§ Goal:
Work through the data line by line, gathering every line that has the word "Latency".

§ Input records:
::::::

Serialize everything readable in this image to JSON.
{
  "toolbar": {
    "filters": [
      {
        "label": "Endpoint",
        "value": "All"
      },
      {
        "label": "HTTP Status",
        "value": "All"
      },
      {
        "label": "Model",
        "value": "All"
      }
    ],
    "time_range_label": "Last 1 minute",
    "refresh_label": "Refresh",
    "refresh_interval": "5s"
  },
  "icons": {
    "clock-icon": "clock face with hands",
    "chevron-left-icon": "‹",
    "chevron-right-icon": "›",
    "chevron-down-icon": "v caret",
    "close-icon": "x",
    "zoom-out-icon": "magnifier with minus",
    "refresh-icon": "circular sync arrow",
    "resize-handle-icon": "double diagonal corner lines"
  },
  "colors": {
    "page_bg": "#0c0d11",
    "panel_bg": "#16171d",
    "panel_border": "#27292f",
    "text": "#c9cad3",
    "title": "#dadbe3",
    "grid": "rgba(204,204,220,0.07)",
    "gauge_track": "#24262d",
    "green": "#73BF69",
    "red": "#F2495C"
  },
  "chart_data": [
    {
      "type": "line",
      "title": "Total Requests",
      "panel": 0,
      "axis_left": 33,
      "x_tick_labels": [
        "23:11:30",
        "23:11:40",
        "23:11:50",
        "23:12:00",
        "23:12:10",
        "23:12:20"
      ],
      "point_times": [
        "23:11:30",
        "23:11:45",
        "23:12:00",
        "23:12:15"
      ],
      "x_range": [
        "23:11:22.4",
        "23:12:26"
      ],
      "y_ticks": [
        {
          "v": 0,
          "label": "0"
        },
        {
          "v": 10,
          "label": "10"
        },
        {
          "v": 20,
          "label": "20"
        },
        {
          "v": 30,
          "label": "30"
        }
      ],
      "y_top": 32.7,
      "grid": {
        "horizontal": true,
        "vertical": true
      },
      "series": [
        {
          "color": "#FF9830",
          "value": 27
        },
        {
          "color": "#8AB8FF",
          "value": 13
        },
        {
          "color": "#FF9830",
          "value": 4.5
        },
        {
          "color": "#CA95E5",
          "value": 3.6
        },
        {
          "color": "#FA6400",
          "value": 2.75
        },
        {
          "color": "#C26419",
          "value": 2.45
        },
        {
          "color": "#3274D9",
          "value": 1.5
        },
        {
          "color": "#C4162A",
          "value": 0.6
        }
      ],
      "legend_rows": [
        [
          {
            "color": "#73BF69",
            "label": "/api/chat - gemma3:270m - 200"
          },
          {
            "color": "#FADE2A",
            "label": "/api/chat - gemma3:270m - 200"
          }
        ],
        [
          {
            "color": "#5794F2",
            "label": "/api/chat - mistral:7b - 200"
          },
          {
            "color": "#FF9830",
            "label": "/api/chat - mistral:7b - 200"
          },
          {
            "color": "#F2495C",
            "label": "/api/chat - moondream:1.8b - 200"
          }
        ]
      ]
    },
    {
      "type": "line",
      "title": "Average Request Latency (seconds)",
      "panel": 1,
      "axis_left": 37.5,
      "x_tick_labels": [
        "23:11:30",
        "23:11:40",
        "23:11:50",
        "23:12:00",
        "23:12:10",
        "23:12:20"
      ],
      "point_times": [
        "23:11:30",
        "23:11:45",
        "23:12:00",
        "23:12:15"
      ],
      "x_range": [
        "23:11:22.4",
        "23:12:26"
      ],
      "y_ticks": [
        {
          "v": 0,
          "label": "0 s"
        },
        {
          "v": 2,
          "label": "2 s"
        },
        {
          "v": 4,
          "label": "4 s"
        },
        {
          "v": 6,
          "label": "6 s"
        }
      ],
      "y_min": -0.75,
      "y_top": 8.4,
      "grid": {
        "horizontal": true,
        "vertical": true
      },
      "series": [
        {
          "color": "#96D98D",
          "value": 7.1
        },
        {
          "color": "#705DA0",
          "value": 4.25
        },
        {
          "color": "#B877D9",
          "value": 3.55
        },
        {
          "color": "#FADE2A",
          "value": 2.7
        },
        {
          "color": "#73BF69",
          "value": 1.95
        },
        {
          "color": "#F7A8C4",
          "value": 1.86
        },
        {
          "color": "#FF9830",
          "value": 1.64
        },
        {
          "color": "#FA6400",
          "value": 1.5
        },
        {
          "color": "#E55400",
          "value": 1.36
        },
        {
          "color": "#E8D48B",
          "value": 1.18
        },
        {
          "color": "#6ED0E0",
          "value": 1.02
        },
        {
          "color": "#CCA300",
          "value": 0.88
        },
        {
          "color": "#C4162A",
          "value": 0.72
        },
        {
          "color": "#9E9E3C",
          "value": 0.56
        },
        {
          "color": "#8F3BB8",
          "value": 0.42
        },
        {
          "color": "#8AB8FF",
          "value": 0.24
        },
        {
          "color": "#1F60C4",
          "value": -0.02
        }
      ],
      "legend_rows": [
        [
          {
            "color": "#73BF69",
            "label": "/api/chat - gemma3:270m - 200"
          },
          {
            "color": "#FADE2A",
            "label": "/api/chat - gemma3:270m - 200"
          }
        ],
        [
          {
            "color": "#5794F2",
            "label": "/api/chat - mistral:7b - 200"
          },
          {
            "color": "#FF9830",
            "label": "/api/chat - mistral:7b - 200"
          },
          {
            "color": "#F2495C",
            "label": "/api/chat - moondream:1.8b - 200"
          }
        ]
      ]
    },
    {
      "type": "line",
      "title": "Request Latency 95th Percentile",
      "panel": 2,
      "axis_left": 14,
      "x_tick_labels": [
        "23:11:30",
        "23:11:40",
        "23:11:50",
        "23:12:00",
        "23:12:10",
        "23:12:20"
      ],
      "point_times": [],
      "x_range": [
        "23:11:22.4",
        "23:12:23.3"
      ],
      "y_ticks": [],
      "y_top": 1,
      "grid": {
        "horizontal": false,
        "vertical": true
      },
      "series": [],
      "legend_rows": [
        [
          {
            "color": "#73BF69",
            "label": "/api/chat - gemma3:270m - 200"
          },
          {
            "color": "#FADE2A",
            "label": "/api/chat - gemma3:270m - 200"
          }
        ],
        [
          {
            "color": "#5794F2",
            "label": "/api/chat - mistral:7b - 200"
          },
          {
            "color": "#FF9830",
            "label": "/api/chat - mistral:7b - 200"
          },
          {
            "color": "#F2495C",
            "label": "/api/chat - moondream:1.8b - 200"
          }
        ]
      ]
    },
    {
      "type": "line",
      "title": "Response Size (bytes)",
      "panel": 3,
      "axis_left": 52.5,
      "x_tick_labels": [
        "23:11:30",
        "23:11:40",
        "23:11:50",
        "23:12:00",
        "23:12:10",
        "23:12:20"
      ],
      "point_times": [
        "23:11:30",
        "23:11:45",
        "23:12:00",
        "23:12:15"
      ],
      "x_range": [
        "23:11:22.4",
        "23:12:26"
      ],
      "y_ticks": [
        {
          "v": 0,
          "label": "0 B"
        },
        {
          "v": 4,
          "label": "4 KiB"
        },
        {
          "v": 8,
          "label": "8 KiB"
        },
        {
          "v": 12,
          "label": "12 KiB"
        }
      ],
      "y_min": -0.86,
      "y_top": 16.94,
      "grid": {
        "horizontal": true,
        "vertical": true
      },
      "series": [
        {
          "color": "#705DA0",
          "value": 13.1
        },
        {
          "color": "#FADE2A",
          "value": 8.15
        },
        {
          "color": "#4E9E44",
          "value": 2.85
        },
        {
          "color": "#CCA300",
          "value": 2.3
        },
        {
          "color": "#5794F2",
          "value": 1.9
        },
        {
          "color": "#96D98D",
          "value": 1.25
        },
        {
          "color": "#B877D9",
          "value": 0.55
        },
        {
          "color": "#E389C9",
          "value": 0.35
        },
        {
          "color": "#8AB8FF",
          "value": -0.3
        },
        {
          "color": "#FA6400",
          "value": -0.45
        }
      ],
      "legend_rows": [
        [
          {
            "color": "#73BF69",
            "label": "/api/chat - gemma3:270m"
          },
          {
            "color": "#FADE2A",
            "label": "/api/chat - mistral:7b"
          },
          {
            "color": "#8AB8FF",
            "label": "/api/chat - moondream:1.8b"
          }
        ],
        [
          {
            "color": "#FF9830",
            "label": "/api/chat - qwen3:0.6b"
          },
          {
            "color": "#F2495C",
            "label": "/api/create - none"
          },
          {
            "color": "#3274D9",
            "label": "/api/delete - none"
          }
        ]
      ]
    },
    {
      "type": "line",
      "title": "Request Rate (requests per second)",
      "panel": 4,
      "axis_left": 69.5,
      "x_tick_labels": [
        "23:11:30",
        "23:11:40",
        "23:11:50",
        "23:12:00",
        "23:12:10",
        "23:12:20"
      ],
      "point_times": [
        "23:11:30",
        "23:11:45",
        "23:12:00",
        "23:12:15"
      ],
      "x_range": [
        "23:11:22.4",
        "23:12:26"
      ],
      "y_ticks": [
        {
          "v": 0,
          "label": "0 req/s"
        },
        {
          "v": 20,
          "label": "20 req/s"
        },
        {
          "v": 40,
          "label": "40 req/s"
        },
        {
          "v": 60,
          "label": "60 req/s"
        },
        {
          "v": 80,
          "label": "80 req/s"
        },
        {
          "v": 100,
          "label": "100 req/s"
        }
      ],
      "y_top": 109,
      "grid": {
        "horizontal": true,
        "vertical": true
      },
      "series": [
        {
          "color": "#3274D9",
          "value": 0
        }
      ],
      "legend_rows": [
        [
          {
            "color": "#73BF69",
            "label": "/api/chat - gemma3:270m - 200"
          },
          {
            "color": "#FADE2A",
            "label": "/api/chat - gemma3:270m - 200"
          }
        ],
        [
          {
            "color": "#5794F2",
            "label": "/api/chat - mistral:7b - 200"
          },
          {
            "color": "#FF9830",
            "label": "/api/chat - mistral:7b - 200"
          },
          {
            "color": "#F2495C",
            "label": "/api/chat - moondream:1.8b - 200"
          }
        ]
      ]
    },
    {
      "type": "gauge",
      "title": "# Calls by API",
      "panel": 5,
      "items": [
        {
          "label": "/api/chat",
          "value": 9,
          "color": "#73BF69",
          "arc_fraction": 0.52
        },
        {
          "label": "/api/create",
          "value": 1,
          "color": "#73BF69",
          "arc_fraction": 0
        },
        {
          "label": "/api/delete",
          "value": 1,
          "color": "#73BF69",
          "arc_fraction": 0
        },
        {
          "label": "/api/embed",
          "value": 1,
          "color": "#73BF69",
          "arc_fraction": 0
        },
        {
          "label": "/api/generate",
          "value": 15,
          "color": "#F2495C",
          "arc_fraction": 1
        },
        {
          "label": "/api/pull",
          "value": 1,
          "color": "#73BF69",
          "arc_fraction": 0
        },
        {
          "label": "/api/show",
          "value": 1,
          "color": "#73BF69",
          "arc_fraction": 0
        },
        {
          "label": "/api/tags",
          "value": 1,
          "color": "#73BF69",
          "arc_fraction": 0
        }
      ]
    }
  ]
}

::::::

§ Task output:
      "title": "Average Request Latency (seconds)",
      "title": "Request Latency 95th Percentile",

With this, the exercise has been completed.